**抜粋:**
何がひどいって、卒業間際での退学処分、進学先の推薦も取り消しになってしまったということ。

ネットで確かめると2021年の今も
こんな校則が生きている学校はまだいくつもあるらしい。

かつて私もそういう学校に通っていた生徒の1人で
校則破りにはそりゃもう大変な苦労をした。


今回提訴された学校の校則は
「特定の男女同士の交際」が禁じられていたようだけれど


私のいた学校では当時
父親や兄弟でさえ誤解の元になるということで一緒に歩いてはならなかった。

確かに当時も
退学になる生徒のほとんどはこの「男女交際禁止」を破った生徒だった。


まあそれでも制服を着たままの帰り道
デートしちゃうことだってある。

隠れてコソコソ会っているはずなのに
なんで見つかるようなヘマするかな?

そう思うでしょ?
例えば公園で制服のままデートしていると
通りかかった卒業生が学校に電話で通報
先生がその場に駆け付けるとか。(これほんと、多かったし怖かった)

私が校長室に呼ばれた時は
同級生から直接校長先生に言いつけられたからだった。

校長先生はシスターだった。
「た、他校の男子学生と、こ、公園で会っていらしたのはほんとうですか?」
青い顔して怒ってたのをよく覚えている。

私はふてぶてしいJKだったので
「交際を申し込まれたのでお断りしていただけです」で押し通し(事実そうだった)
無罪になった私に、チクった同級生はその後もあらぬ噂をまき散らしたが
ま、女子高なんてそんなもの。

私が簡単に見つかるような場所でデートなんかするもんですか。


大事なことは、見つかった際は何があっても交際を認めないこと。

なぜなら学校の言い分は

「最初から男女交際禁止という校則を守るという前提で入学したのだから、守れないなら退学になって当然」なんだから。

学校側はそれで通すだろうけれど
司法の場でこれをどう捉えるのか、
今回のこの提訴の行方、とても気になる。

そういえば

三谷幸喜の「古畑任三郎」のドラマの中で沢口靖子さんが犯人役を務めたエピソードがあった。
修道会の中で決められた戒律の中に
「人を殺すなかれ」という文言がなかったから
彼女は自分の欲望に負けた姿を知られた屈辱から同僚を殺害する。

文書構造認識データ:
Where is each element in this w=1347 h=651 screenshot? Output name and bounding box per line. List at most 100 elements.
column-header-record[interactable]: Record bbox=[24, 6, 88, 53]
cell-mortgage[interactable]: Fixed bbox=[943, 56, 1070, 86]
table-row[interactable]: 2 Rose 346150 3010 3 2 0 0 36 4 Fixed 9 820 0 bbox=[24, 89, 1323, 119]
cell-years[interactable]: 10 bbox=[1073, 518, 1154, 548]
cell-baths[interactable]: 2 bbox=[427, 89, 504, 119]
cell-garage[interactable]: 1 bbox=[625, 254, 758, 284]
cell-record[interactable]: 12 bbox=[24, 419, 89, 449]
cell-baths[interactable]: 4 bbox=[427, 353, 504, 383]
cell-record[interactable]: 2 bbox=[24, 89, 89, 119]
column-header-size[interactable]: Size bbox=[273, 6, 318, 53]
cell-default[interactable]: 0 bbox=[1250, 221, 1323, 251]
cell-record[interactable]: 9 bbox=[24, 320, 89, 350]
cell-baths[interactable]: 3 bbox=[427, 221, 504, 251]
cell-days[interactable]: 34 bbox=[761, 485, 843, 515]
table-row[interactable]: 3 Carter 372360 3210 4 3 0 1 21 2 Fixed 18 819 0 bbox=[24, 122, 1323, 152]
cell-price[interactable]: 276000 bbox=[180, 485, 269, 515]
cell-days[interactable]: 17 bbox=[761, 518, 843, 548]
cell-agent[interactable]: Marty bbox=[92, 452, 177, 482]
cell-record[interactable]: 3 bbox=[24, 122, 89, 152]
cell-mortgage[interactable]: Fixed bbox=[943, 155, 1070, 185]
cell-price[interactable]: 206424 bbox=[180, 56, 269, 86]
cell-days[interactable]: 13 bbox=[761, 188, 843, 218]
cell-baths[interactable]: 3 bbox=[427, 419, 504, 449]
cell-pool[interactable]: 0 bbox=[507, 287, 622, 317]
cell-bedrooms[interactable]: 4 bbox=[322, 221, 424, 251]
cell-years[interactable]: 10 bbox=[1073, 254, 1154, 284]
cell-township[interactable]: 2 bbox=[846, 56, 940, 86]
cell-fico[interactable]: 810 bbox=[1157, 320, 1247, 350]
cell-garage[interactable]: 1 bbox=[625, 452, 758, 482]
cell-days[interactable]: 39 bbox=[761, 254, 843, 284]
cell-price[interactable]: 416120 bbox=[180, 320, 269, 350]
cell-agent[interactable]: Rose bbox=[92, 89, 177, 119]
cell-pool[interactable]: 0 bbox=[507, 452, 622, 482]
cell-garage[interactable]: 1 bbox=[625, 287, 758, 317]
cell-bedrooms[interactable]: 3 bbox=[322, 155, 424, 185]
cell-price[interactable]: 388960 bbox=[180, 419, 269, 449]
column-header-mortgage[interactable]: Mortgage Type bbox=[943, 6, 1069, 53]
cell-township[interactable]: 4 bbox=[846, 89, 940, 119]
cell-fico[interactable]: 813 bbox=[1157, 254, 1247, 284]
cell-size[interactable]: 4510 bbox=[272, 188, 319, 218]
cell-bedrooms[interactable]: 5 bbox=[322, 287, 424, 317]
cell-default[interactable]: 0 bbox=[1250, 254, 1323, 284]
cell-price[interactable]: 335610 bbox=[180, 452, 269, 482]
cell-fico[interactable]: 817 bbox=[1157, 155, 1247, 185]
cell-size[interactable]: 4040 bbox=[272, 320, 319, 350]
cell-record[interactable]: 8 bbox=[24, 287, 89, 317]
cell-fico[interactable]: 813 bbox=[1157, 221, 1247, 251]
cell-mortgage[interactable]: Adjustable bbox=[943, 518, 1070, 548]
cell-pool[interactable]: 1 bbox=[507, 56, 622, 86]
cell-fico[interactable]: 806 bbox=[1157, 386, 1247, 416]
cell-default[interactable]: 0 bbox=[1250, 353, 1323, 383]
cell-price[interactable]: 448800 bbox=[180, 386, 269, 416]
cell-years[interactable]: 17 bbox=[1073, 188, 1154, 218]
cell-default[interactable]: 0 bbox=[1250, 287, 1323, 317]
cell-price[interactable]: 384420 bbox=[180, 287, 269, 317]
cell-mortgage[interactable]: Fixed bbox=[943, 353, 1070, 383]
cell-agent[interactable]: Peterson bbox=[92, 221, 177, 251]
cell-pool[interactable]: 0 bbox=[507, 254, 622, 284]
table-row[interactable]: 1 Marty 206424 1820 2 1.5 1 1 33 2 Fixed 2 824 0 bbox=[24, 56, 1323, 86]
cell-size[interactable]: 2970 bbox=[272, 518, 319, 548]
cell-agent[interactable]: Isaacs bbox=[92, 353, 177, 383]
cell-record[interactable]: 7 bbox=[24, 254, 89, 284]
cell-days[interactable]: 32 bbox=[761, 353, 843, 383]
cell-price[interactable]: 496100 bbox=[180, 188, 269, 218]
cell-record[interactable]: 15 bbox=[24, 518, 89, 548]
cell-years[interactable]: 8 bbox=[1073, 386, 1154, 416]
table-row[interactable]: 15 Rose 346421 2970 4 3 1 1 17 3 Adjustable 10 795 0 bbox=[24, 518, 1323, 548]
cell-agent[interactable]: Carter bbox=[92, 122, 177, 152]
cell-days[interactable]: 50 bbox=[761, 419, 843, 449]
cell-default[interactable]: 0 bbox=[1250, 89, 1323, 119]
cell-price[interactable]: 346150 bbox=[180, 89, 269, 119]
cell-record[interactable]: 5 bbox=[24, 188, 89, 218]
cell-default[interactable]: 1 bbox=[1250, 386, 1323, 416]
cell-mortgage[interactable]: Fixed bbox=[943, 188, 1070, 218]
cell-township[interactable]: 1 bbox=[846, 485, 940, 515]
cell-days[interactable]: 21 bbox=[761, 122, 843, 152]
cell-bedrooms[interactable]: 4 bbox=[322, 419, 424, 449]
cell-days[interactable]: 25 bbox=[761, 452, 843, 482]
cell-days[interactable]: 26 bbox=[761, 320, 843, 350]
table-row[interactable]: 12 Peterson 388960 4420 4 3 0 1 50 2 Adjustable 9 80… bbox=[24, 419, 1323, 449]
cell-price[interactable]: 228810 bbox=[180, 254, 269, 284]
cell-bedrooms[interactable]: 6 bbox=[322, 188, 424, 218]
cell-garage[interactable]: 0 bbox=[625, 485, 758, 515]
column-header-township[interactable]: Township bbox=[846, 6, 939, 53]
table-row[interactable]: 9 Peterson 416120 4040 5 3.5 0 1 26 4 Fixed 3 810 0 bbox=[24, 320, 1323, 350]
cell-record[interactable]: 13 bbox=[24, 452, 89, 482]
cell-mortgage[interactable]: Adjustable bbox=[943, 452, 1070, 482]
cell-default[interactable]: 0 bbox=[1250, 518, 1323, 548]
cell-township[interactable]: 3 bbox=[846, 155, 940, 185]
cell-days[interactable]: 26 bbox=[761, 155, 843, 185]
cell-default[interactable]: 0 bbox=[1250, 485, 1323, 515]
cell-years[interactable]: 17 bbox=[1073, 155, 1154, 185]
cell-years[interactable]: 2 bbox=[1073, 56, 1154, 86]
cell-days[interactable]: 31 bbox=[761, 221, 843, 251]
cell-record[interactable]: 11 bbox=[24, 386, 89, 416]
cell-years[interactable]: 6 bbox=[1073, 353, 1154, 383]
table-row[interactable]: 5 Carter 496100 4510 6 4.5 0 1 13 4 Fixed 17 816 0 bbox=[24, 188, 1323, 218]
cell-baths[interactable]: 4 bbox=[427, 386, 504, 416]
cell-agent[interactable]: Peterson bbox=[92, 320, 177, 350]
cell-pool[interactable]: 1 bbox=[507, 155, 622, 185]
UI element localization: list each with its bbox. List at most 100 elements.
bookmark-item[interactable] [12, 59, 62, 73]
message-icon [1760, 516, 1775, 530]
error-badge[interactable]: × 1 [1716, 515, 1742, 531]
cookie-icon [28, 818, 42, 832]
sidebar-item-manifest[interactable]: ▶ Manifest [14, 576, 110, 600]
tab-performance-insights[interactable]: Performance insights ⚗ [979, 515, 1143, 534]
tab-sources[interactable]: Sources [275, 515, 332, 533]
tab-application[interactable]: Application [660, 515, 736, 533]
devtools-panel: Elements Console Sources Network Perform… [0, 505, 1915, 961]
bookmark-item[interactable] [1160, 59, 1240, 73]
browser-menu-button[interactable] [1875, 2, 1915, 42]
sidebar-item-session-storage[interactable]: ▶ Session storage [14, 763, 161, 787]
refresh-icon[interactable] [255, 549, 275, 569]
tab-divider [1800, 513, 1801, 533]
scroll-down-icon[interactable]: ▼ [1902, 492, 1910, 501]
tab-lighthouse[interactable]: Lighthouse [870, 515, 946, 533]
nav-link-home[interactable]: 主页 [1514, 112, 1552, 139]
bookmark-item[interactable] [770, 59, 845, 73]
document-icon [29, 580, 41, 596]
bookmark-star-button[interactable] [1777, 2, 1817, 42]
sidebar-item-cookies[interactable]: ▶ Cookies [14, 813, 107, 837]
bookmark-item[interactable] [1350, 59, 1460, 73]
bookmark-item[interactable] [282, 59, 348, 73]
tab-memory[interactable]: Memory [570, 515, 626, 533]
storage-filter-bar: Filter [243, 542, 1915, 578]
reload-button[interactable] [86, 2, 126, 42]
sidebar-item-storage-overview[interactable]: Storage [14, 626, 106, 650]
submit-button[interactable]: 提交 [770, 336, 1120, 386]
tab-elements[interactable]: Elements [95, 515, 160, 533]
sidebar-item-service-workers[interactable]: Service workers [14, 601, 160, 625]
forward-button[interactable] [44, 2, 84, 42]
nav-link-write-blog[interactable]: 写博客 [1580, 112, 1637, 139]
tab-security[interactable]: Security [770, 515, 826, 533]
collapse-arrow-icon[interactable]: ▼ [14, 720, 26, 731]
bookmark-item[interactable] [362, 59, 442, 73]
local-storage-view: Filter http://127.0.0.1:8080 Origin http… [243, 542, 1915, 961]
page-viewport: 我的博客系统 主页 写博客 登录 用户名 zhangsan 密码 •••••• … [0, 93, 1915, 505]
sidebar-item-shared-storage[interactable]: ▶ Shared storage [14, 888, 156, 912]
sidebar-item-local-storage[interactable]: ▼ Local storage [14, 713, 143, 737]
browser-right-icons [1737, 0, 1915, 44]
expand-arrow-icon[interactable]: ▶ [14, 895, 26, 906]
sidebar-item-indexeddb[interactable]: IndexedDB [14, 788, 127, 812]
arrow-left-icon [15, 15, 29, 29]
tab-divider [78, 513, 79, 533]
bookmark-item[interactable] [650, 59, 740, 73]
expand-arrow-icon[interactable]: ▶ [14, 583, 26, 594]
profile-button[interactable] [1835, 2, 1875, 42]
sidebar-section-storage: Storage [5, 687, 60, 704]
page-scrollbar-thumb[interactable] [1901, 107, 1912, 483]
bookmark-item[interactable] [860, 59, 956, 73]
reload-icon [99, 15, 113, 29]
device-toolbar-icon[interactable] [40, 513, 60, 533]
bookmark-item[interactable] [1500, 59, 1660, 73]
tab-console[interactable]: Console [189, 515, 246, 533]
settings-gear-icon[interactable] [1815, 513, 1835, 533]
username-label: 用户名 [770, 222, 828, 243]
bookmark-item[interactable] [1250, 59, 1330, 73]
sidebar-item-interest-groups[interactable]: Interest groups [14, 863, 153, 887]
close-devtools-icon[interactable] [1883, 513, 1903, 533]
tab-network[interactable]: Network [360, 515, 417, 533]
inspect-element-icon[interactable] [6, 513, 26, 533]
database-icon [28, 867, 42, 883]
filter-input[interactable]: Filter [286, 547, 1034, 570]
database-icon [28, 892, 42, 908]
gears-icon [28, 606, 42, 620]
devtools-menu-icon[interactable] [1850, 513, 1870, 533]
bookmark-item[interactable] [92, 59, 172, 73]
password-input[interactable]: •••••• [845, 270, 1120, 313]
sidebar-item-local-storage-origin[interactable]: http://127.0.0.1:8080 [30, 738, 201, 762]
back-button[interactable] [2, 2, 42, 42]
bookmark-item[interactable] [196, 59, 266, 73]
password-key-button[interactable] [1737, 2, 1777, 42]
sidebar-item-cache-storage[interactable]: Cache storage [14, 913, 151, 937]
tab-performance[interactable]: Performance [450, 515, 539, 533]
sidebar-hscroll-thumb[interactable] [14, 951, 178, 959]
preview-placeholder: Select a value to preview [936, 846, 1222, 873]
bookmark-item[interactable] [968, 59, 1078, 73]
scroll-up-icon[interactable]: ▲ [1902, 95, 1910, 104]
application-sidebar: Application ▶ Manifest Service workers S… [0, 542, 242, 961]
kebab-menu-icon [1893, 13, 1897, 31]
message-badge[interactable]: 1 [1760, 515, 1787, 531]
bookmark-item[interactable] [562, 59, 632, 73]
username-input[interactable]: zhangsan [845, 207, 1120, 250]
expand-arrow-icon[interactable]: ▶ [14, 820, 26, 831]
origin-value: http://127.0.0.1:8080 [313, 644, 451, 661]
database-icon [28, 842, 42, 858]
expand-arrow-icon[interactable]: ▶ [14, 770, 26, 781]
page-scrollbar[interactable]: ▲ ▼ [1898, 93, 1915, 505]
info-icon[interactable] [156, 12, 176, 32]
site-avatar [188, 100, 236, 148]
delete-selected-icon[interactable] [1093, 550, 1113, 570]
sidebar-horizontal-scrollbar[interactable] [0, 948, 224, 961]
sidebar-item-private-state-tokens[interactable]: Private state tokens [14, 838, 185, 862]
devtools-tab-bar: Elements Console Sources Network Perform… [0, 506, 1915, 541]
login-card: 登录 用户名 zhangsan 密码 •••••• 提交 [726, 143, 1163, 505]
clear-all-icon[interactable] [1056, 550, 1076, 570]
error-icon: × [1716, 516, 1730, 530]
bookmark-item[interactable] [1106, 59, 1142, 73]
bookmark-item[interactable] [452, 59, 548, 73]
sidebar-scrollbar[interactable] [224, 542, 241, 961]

**課題の指示:** 抜粋のうち「校長先生はシスターだった。」から「ま、女子高なんてそんなもの。」までの部分を、一字も変えずに書き写してください。 これらの項目は使わなくてかまいません。

**作業結果:**
校長先生はシスターだった。
「た、他校の男子学生と、こ、公園で会っていらしたのはほんとうですか?」
青い顔して怒ってたのをよく覚えている。

私はふてぶてしいJKだったので
「交際を申し込まれたのでお断りしていただけです」で押し通し(事実そうだった)
無罪になった私に、チクった同級生はその後もあらぬ噂をまき散らしたが
ま、女子高なんてそんなもの。